## Exercise
Copy all lines of the listing that include the string "this".

## Given data

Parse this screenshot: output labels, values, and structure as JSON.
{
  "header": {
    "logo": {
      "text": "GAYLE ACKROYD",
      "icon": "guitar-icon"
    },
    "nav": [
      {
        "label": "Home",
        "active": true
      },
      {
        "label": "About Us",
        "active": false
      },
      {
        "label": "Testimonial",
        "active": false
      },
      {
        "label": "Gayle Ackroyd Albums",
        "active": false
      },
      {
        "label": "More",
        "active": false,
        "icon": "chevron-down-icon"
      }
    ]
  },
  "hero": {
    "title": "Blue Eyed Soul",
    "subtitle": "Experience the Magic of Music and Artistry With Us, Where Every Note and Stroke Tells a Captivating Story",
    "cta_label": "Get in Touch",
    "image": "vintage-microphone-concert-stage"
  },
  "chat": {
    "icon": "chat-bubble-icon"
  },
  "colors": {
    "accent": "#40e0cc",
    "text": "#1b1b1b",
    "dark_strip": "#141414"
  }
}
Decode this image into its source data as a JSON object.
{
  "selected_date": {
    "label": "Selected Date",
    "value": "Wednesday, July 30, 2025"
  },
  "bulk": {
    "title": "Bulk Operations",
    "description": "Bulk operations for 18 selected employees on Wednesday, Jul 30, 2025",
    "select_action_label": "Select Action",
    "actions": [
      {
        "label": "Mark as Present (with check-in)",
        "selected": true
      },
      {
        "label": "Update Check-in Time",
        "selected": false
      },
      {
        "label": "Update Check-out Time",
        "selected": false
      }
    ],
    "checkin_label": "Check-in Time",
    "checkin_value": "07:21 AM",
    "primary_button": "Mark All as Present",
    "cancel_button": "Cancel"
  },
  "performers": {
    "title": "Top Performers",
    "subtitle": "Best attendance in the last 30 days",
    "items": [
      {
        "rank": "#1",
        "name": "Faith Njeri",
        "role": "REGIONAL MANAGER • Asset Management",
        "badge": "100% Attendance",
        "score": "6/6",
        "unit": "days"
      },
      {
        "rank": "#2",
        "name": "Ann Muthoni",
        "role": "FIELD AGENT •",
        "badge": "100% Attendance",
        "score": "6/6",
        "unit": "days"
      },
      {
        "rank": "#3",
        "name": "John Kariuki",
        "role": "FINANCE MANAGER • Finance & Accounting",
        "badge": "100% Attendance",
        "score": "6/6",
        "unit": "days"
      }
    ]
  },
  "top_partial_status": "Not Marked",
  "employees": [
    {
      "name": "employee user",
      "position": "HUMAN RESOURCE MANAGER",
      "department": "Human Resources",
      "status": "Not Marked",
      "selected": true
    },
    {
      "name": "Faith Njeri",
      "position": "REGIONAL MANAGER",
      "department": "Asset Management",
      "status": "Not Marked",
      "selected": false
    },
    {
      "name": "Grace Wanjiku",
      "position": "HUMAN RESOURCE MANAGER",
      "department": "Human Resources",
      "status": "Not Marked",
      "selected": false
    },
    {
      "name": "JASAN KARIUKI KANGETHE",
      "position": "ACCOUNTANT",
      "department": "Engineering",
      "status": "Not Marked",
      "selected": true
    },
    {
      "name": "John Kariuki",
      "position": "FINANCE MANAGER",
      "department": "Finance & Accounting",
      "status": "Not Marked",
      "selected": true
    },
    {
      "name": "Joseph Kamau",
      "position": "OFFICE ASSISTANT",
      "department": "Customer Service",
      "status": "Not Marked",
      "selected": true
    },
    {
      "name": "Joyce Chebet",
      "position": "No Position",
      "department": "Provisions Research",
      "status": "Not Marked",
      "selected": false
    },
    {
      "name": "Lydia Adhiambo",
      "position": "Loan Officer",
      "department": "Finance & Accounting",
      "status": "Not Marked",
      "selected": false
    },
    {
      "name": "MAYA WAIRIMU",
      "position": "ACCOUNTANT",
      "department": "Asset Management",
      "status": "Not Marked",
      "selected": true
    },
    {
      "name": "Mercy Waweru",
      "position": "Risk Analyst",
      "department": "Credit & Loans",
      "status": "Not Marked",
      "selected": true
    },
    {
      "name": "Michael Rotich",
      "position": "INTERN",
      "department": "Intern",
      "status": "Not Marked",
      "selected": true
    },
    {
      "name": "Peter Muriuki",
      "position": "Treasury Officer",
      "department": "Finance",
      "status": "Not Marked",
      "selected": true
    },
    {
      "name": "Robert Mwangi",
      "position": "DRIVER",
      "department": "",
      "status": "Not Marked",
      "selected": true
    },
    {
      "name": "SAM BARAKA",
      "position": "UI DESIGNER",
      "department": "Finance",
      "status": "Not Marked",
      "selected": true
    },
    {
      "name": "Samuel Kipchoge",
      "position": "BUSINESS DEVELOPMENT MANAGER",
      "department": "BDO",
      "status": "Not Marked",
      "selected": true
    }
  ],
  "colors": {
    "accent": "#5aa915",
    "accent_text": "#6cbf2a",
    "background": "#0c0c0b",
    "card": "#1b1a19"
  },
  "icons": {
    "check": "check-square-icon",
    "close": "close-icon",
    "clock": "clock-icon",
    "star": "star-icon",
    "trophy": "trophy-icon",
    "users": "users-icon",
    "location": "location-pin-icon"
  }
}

## Correct response
Parse this screenshot: output labels, values, and structure as JSON.
Decode this image into its source data as a JSON object.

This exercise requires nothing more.